#### What to work on:
Collect each line holding the string "server".

#### Records:
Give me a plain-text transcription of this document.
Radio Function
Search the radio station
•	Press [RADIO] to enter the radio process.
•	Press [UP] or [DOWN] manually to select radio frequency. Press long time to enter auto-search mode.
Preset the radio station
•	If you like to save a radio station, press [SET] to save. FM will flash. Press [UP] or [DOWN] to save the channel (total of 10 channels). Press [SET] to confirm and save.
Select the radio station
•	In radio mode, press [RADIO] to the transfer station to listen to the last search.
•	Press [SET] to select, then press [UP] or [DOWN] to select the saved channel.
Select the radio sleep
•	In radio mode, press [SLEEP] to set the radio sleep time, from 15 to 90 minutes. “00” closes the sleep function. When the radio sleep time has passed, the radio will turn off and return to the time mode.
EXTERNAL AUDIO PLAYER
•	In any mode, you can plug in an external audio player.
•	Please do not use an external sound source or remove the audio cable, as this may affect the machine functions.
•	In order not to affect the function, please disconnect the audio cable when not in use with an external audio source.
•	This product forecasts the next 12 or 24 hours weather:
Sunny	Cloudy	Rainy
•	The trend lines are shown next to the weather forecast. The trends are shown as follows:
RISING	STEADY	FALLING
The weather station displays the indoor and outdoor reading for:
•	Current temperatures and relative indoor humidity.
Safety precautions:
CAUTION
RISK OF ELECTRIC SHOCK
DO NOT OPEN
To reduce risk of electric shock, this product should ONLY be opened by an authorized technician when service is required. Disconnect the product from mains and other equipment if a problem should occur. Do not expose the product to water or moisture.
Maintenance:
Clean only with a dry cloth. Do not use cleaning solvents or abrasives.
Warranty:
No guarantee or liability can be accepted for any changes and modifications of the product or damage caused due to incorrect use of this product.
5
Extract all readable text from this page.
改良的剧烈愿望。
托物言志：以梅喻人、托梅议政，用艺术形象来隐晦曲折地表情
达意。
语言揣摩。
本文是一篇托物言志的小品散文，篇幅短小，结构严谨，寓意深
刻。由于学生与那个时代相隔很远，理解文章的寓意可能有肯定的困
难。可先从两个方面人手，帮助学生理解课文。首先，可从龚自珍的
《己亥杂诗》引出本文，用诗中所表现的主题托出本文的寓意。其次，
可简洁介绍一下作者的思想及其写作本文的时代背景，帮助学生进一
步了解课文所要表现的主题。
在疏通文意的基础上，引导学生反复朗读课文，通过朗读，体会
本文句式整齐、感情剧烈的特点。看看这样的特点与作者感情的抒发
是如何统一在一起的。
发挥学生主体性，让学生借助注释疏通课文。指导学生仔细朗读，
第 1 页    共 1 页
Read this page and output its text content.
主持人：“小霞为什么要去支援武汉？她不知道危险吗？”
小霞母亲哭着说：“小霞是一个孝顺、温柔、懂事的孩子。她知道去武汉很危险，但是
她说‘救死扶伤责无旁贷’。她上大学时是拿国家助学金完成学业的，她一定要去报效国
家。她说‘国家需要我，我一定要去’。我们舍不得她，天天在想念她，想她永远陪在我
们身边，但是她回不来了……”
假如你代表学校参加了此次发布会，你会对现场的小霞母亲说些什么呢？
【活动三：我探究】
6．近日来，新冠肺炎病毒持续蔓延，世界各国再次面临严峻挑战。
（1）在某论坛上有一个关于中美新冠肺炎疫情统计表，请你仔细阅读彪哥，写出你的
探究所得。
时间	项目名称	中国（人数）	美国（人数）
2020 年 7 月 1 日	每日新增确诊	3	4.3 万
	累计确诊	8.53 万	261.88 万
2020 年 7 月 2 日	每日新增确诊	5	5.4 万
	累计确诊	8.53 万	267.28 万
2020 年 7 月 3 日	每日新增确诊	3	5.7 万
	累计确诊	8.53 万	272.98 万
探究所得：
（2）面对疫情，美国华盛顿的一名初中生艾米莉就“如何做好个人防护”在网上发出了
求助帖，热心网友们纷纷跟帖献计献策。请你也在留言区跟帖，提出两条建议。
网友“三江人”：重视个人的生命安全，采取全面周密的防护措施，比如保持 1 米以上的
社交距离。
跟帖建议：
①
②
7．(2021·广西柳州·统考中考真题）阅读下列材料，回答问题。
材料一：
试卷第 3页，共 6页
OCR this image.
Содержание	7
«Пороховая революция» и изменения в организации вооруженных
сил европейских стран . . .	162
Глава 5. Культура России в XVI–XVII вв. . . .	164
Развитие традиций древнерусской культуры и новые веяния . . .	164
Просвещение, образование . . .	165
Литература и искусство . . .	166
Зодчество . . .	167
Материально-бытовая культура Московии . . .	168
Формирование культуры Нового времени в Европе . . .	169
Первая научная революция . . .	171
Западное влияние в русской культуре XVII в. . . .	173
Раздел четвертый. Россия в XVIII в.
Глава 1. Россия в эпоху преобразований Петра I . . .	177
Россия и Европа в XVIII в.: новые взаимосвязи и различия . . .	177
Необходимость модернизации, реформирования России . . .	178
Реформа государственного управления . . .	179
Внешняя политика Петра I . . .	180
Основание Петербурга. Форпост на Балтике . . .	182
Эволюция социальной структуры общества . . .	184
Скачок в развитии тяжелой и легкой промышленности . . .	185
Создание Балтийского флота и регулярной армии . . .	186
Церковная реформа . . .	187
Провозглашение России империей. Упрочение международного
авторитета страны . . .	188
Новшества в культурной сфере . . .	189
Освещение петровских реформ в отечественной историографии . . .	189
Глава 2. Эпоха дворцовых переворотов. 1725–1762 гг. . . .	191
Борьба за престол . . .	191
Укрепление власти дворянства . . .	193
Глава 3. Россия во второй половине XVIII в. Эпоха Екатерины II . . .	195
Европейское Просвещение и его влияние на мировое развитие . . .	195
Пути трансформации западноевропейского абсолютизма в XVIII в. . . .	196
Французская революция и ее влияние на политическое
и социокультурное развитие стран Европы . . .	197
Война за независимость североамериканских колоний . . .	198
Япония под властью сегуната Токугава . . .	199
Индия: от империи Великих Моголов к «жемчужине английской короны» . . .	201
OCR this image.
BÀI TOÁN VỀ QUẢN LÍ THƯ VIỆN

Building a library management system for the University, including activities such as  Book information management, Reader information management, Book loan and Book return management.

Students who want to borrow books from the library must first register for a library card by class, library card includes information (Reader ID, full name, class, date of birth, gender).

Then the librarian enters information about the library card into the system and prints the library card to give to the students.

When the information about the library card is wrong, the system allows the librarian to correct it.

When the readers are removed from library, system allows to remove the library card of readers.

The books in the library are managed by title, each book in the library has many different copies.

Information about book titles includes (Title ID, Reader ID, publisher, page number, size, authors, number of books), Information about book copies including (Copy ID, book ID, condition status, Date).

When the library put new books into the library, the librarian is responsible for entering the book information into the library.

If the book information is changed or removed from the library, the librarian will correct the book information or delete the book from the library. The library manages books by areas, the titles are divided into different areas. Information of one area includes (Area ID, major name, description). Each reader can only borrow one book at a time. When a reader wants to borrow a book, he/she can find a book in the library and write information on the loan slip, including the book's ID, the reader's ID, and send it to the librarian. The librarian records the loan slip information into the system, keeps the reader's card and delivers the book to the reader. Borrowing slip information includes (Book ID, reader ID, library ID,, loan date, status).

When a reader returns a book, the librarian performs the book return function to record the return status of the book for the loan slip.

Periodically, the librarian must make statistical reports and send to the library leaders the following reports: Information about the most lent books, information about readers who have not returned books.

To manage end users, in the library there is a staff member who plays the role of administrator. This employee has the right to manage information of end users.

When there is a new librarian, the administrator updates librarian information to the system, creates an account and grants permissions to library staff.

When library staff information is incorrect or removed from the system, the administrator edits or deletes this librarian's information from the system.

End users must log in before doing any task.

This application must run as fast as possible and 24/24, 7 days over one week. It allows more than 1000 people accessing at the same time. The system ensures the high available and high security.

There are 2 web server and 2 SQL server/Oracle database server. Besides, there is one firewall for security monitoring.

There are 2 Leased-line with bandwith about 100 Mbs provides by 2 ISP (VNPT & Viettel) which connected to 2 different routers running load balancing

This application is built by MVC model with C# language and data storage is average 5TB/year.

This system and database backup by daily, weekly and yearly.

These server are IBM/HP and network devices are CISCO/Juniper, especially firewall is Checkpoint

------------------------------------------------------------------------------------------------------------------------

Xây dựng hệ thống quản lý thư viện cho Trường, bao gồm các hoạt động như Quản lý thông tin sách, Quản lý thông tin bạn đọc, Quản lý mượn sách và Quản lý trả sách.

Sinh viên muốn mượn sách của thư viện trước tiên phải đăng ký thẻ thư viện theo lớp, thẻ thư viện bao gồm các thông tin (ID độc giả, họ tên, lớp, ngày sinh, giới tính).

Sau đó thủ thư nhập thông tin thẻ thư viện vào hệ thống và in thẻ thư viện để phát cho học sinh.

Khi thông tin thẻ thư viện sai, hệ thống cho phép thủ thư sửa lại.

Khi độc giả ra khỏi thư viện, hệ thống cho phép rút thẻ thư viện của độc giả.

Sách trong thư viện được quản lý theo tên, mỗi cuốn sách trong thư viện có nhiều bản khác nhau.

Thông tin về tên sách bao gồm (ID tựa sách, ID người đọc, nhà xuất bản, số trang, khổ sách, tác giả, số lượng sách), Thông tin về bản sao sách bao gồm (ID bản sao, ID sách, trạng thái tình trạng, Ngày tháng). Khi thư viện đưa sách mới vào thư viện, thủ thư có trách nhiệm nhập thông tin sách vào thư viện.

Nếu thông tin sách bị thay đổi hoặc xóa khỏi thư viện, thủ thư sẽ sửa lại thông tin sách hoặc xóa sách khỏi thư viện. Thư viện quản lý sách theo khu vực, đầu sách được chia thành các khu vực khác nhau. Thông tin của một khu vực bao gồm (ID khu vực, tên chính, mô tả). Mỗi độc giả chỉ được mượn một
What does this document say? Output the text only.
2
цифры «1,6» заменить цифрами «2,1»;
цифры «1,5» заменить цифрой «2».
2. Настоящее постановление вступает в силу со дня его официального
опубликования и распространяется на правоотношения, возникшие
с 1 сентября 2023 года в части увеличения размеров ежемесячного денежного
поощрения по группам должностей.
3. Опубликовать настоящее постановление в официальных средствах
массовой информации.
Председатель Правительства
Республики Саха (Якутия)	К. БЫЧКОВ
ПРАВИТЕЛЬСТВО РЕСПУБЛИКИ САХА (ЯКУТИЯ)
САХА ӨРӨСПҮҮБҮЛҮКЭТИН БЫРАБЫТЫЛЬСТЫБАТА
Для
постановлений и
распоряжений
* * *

#### Worked solution:
There are 2 web server and 2 SQL server/Oracle database server. Besides, there is one firewall for security monitoring.
These server are IBM/HP and network devices are CISCO/Juniper, especially firewall is Checkpoint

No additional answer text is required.